** Start Material supplied **

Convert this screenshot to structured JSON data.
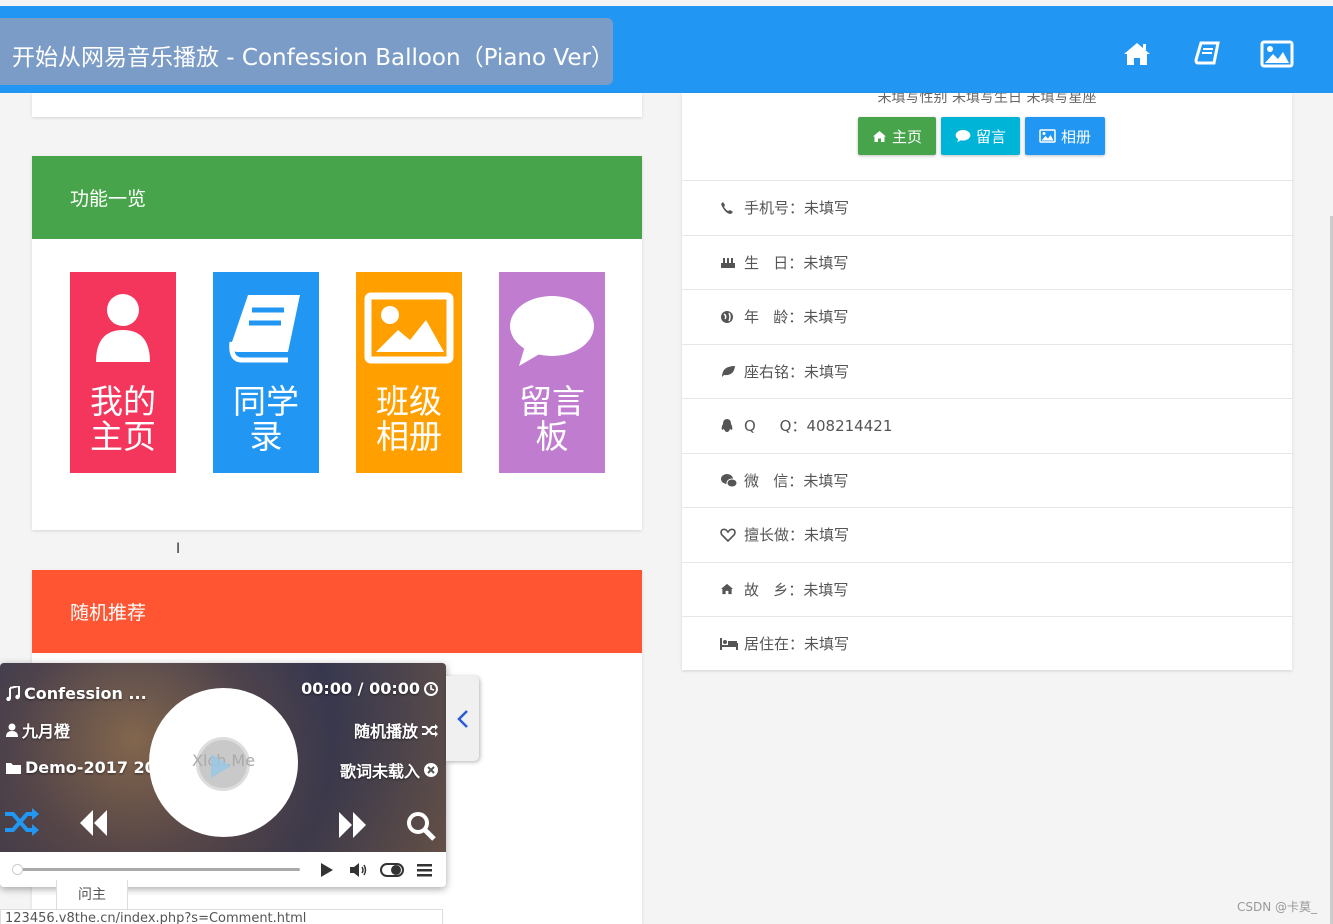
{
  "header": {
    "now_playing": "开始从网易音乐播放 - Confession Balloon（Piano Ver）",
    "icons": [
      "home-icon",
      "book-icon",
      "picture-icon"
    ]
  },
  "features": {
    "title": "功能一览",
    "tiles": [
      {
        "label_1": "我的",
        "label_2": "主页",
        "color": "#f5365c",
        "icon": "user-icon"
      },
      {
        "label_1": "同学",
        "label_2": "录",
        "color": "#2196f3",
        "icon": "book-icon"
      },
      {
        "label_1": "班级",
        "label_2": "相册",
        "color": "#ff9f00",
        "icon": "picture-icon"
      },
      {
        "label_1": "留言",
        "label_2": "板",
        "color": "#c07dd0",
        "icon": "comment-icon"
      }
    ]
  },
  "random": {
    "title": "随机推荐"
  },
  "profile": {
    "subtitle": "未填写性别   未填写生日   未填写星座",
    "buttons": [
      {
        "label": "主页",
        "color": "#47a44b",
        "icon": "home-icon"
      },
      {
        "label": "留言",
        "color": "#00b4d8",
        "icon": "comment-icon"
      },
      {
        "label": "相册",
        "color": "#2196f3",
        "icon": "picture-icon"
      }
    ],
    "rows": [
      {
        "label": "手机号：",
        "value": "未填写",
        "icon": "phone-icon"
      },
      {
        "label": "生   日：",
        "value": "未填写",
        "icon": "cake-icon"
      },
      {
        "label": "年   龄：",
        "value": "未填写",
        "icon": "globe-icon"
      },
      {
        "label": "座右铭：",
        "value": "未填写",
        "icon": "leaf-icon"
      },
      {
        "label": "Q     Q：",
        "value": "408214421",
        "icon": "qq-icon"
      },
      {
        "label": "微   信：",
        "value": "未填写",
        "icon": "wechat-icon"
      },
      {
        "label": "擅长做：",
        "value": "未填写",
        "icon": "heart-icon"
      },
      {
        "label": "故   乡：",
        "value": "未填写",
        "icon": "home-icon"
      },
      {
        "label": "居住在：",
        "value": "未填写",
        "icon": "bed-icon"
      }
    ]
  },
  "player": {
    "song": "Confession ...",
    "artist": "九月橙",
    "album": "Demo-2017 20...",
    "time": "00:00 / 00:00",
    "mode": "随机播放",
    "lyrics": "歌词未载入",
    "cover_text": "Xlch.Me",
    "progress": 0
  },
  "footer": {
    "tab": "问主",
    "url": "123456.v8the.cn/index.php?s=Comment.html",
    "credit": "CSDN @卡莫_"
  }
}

** End Material supplied **

• Brief: What is needed is an exact reproduction of the data, pictures excluded.

• Solution to this problem:
Convert this screenshot to structured JSON data.
{
  "header": {
    "now_playing": "开始从网易音乐播放 - Confession Balloon（Piano Ver）",
    "icons": [
      "home-icon",
      "book-icon",
      "picture-icon"
    ]
  },
  "features": {
    "title": "功能一览",
    "tiles": [
      {
        "label_1": "我的",
        "label_2": "主页",
        "color": "#f5365c",
        "icon": "user-icon"
      },
      {
        "label_1": "同学",
        "label_2": "录",
        "color": "#2196f3",
        "icon": "book-icon"
      },
      {
        "label_1": "班级",
        "label_2": "相册",
        "color": "#ff9f00",
        "icon": "picture-icon"
      },
      {
        "label_1": "留言",
        "label_2": "板",
        "color": "#c07dd0",
        "icon": "comment-icon"
      }
    ]
  },
  "random": {
    "title": "随机推荐"
  },
  "profile": {
    "subtitle": "未填写性别   未填写生日   未填写星座",
    "buttons": [
      {
        "label": "主页",
        "color": "#47a44b",
        "icon": "home-icon"
      },
      {
        "label": "留言",
        "color": "#00b4d8",
        "icon": "comment-icon"
      },
      {
        "label": "相册",
        "color": "#2196f3",
        "icon": "picture-icon"
      }
    ],
    "rows": [
      {
        "label": "手机号：",
        "value": "未填写",
        "icon": "phone-icon"
      },
      {
        "label": "生   日：",
        "value": "未填写",
        "icon": "cake-icon"
      },
      {
        "label": "年   龄：",
        "value": "未填写",
        "icon": "globe-icon"
      },
      {
        "label": "座右铭：",
        "value": "未填写",
        "icon": "leaf-icon"
      },
      {
        "label": "Q     Q：",
        "value": "408214421",
        "icon": "qq-icon"
      },
      {
        "label": "微   信：",
        "value": "未填写",
        "icon": "wechat-icon"
      },
      {
        "label": "擅长做：",
        "value": "未填写",
        "icon": "heart-icon"
      },
      {
        "label": "故   乡：",
        "value": "未填写",
        "icon": "home-icon"
      },
      {
        "label": "居住在：",
        "value": "未填写",
        "icon": "bed-icon"
      }
    ]
  },
  "player": {
    "song": "Confession ...",
    "artist": "九月橙",
    "album": "Demo-2017 20...",
    "time": "00:00 / 00:00",
    "mode": "随机播放",
    "lyrics": "歌词未载入",
    "cover_text": "Xlch.Me",
    "progress": 0
  },
  "footer": {
    "tab": "问主",
    "url": "123456.v8the.cn/index.php?s=Comment.html",
    "credit": "CSDN @卡莫_"
  }
}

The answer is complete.